• [To do] Count the lines in the records below that contain the string "their", matching case exactly. Reply with the number alone.

• [Extracted material]
§ §
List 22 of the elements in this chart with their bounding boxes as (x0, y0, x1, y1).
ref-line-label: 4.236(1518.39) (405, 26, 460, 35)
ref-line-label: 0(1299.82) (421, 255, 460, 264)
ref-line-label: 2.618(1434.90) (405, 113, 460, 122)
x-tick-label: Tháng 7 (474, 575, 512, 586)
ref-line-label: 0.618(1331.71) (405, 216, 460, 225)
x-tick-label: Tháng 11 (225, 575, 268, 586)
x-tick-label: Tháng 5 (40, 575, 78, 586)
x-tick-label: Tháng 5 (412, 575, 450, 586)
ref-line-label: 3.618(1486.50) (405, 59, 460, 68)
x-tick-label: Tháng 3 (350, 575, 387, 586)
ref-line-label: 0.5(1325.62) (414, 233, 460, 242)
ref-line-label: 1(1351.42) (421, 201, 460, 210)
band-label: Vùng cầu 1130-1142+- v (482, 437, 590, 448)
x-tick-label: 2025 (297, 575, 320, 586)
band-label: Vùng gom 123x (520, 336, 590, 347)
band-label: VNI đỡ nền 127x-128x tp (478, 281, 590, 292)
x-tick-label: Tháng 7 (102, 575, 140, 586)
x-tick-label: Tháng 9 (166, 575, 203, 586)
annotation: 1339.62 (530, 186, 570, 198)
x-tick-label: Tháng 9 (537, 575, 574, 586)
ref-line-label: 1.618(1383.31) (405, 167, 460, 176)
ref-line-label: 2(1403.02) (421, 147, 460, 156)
§ §
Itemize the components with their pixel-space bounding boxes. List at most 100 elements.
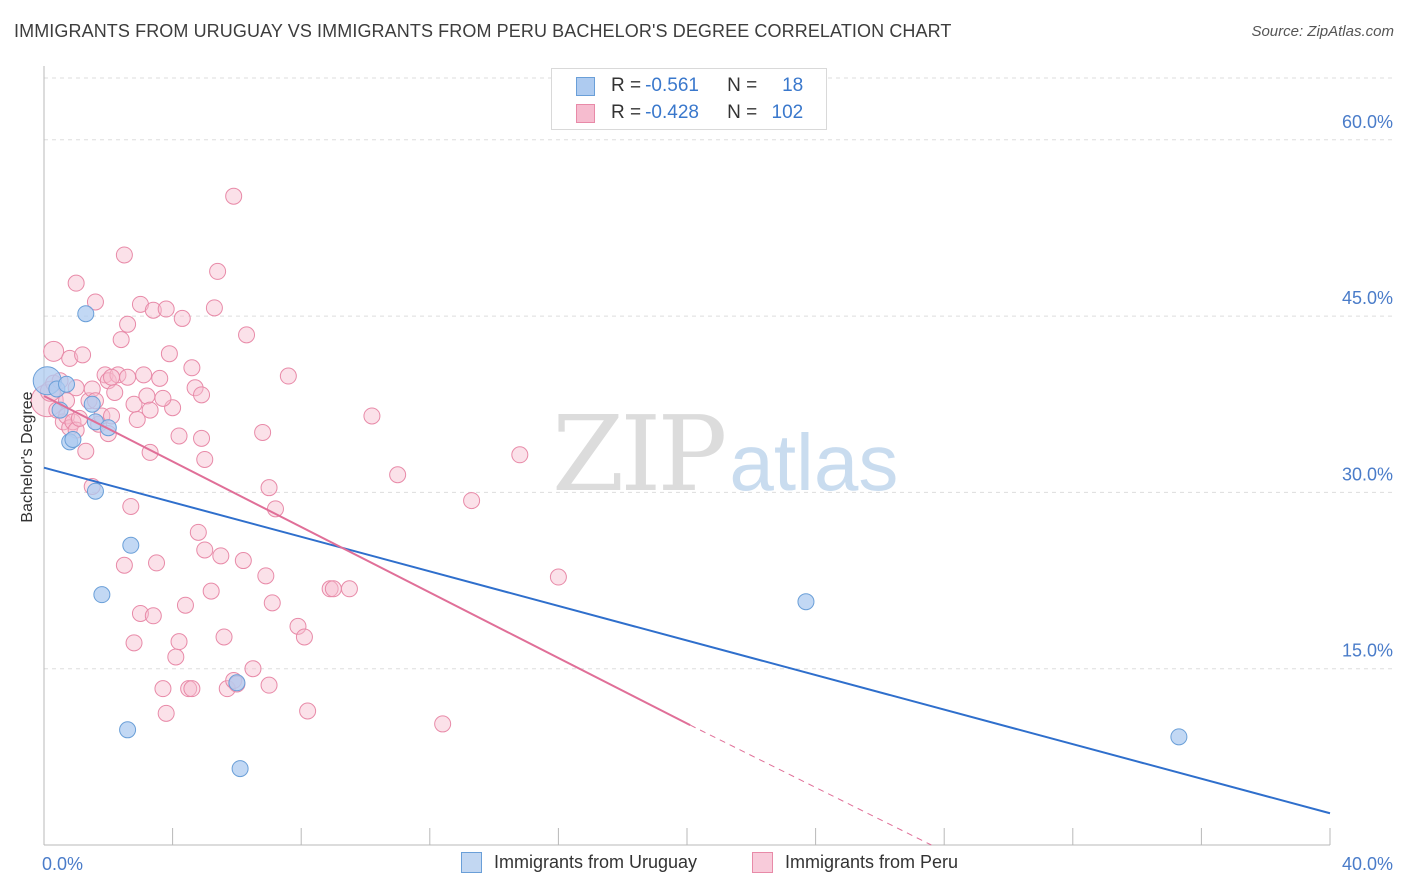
§ §
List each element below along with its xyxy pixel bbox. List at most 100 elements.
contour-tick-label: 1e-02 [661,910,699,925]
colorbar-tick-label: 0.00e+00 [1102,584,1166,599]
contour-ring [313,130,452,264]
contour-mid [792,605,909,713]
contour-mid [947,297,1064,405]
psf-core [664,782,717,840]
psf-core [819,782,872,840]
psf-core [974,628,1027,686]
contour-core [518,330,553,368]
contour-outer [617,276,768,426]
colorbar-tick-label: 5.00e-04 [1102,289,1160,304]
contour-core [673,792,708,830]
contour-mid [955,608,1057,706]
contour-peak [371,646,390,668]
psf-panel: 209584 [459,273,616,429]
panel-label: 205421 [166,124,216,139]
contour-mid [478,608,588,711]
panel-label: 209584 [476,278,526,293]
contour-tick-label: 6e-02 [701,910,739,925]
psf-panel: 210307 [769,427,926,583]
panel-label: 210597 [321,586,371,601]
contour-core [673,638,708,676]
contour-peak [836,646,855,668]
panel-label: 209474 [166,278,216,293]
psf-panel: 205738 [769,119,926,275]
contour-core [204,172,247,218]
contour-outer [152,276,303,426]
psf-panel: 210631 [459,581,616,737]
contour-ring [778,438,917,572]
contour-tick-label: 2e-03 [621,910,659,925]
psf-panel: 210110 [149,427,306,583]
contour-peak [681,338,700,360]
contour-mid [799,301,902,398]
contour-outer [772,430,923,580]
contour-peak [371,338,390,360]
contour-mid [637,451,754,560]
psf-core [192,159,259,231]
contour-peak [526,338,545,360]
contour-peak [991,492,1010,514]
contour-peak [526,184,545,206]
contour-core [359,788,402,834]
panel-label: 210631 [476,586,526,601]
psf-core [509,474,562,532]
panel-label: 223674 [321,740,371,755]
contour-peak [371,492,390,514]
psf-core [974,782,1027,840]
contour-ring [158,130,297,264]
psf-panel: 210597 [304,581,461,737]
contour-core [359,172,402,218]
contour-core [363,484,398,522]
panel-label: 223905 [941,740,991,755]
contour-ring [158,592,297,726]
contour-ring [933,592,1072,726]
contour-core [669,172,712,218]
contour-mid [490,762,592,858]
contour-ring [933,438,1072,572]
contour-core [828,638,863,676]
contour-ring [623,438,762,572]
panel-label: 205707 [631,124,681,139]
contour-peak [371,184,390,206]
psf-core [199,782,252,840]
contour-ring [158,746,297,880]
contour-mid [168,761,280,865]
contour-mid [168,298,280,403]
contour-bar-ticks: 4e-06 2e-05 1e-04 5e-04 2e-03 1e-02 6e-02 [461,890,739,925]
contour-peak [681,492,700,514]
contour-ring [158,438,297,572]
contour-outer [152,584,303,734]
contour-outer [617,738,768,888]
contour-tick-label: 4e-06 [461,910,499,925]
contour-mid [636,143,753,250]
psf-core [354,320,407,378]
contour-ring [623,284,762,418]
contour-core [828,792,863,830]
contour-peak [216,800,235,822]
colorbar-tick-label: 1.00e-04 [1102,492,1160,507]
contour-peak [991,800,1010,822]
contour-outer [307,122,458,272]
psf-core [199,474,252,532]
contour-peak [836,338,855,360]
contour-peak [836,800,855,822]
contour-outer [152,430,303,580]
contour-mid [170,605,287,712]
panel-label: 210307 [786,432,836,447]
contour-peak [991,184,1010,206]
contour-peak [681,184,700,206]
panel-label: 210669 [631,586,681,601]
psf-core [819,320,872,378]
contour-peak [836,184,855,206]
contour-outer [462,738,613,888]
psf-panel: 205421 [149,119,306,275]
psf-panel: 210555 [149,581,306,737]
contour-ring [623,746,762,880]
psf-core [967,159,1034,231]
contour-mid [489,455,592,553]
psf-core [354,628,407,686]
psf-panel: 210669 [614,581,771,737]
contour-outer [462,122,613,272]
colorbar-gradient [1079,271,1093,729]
§ §
• [Expected answer] 2